> [TASK DESCRIPTION] Could you transcribe the material below exactly, without leaving out a single line?

Dataset items:

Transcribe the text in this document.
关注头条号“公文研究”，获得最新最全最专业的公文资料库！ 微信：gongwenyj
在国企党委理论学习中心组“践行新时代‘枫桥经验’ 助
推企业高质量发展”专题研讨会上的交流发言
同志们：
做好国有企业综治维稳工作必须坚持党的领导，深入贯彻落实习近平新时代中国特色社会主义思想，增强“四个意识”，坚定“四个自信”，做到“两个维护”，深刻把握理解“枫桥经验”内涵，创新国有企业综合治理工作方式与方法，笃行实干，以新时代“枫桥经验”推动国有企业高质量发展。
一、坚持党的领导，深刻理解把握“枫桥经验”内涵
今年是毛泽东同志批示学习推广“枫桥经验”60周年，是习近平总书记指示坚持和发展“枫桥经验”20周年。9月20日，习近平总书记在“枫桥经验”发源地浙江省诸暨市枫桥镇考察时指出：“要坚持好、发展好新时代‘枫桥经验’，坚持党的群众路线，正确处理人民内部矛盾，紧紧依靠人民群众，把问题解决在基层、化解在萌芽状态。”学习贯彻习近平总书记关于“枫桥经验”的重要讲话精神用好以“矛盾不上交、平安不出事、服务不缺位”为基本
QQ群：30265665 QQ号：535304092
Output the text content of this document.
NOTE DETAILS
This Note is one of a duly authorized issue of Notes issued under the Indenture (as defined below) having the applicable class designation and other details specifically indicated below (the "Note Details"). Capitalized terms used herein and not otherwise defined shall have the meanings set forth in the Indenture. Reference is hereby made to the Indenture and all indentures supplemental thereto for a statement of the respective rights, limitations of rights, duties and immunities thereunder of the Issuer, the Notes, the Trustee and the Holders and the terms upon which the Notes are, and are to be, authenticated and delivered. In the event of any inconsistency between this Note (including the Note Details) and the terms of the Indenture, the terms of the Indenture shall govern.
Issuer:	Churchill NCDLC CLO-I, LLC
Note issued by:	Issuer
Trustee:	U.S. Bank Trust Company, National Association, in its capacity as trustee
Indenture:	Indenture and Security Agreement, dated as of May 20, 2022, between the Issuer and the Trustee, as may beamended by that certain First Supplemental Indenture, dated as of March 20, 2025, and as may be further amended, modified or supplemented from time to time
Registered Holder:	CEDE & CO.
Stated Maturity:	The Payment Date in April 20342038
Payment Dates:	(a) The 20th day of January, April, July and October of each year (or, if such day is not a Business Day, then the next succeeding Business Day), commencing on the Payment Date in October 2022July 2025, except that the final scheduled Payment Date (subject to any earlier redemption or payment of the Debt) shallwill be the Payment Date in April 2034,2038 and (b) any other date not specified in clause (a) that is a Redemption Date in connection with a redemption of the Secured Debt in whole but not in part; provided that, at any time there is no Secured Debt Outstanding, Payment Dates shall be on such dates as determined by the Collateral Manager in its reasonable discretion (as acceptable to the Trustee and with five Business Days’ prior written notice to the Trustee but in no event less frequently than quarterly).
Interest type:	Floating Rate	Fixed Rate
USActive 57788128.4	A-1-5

> [SOLUTION TO THIS PROBLEM]
Transcribe the text in this document.
关注头条号“公文研究”，获得最新最全最专业的公文资料库！ 微信：gongwenyj
在国企党委理论学习中心组“践行新时代‘枫桥经验’ 助
推企业高质量发展”专题研讨会上的交流发言
同志们：
做好国有企业综治维稳工作必须坚持党的领导，深入贯彻落实习近平新时代中国特色社会主义思想，增强“四个意识”，坚定“四个自信”，做到“两个维护”，深刻把握理解“枫桥经验”内涵，创新国有企业综合治理工作方式与方法，笃行实干，以新时代“枫桥经验”推动国有企业高质量发展。
一、坚持党的领导，深刻理解把握“枫桥经验”内涵
今年是毛泽东同志批示学习推广“枫桥经验”60周年，是习近平总书记指示坚持和发展“枫桥经验”20周年。9月20日，习近平总书记在“枫桥经验”发源地浙江省诸暨市枫桥镇考察时指出：“要坚持好、发展好新时代‘枫桥经验’，坚持党的群众路线，正确处理人民内部矛盾，紧紧依靠人民群众，把问题解决在基层、化解在萌芽状态。”学习贯彻习近平总书记关于“枫桥经验”的重要讲话精神用好以“矛盾不上交、平安不出事、服务不缺位”为基本
QQ群：30265665 QQ号：535304092
Output the text content of this document.
NOTE DETAILS
This Note is one of a duly authorized issue of Notes issued under the Indenture (as defined below) having the applicable class designation and other details specifically indicated below (the "Note Details"). Capitalized terms used herein and not otherwise defined shall have the meanings set forth in the Indenture. Reference is hereby made to the Indenture and all indentures supplemental thereto for a statement of the respective rights, limitations of rights, duties and immunities thereunder of the Issuer, the Notes, the Trustee and the Holders and the terms upon which the Notes are, and are to be, authenticated and delivered. In the event of any inconsistency between this Note (including the Note Details) and the terms of the Indenture, the terms of the Indenture shall govern.
Issuer:	Churchill NCDLC CLO-I, LLC
Note issued by:	Issuer
Trustee:	U.S. Bank Trust Company, National Association, in its capacity as trustee
Indenture:	Indenture and Security Agreement, dated as of May 20, 2022, between the Issuer and the Trustee, as may beamended by that certain First Supplemental Indenture, dated as of March 20, 2025, and as may be further amended, modified or supplemented from time to time
Registered Holder:	CEDE & CO.
Stated Maturity:	The Payment Date in April 20342038
Payment Dates:	(a) The 20th day of January, April, July and October of each year (or, if such day is not a Business Day, then the next succeeding Business Day), commencing on the Payment Date in October 2022July 2025, except that the final scheduled Payment Date (subject to any earlier redemption or payment of the Debt) shallwill be the Payment Date in April 2034,2038 and (b) any other date not specified in clause (a) that is a Redemption Date in connection with a redemption of the Secured Debt in whole but not in part; provided that, at any time there is no Secured Debt Outstanding, Payment Dates shall be on such dates as determined by the Collateral Manager in its reasonable discretion (as acceptable to the Trustee and with five Business Days’ prior written notice to the Trustee but in no event less frequently than quarterly).
Interest type:	Floating Rate	Fixed Rate
USActive 57788128.4	A-1-5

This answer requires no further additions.